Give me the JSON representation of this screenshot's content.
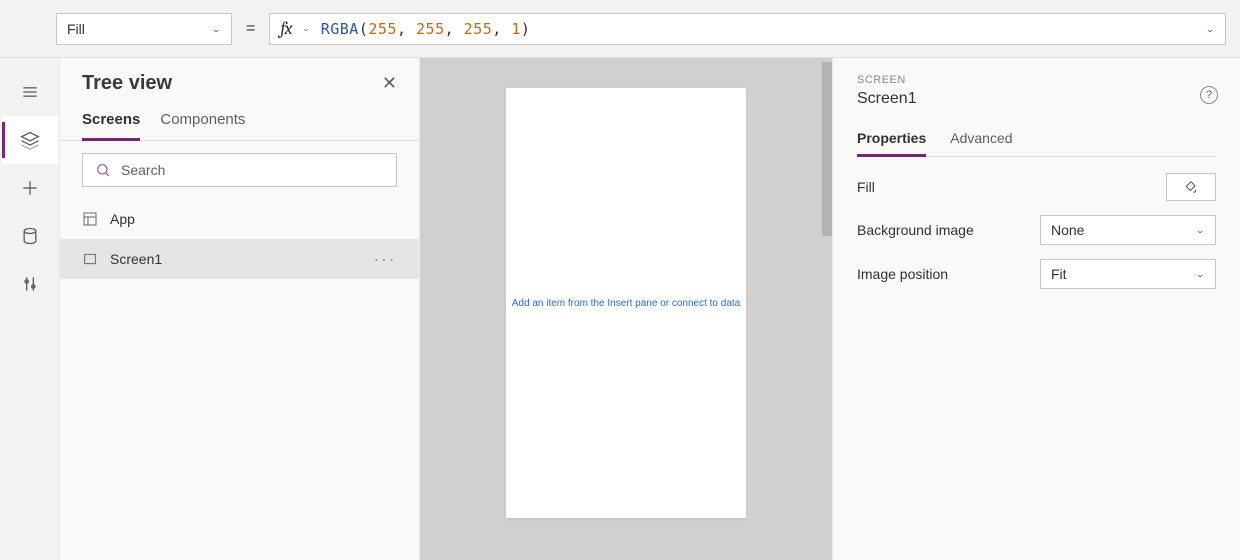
{
  "formulaBar": {
    "property": "Fill",
    "fxLabel": "fx",
    "equals": "=",
    "fn": "RGBA",
    "open": "(",
    "n1": "255",
    "c": ", ",
    "n2": "255",
    "n3": "255",
    "n4": "1",
    "close": ")"
  },
  "rail": {
    "items": [
      "menu",
      "treeview",
      "insert",
      "data",
      "tools"
    ]
  },
  "tree": {
    "title": "Tree view",
    "tab_screens": "Screens",
    "tab_components": "Components",
    "search_placeholder": "Search",
    "items": [
      {
        "label": "App",
        "icon": "app"
      },
      {
        "label": "Screen1",
        "icon": "screen",
        "selected": true
      }
    ]
  },
  "canvas": {
    "hint": "Add an item from the Insert pane or connect to data"
  },
  "props": {
    "crumb": "SCREEN",
    "obj_name": "Screen1",
    "tab_properties": "Properties",
    "tab_advanced": "Advanced",
    "rows": {
      "fill": {
        "label": "Fill"
      },
      "bg": {
        "label": "Background image",
        "value": "None"
      },
      "pos": {
        "label": "Image position",
        "value": "Fit"
      }
    }
  }
}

_Task to carry out:_ Copy the records above exactly, omitting every picture.

_Problem solution:_
Give me the JSON representation of this screenshot's content.
{
  "formulaBar": {
    "property": "Fill",
    "fxLabel": "fx",
    "equals": "=",
    "fn": "RGBA",
    "open": "(",
    "n1": "255",
    "c": ", ",
    "n2": "255",
    "n3": "255",
    "n4": "1",
    "close": ")"
  },
  "rail": {
    "items": [
      "menu",
      "treeview",
      "insert",
      "data",
      "tools"
    ]
  },
  "tree": {
    "title": "Tree view",
    "tab_screens": "Screens",
    "tab_components": "Components",
    "search_placeholder": "Search",
    "items": [
      {
        "label": "App",
        "icon": "app"
      },
      {
        "label": "Screen1",
        "icon": "screen",
        "selected": true
      }
    ]
  },
  "canvas": {
    "hint": "Add an item from the Insert pane or connect to data"
  },
  "props": {
    "crumb": "SCREEN",
    "obj_name": "Screen1",
    "tab_properties": "Properties",
    "tab_advanced": "Advanced",
    "rows": {
      "fill": {
        "label": "Fill"
      },
      "bg": {
        "label": "Background image",
        "value": "None"
      },
      "pos": {
        "label": "Image position",
        "value": "Fit"
      }
    }
  }
}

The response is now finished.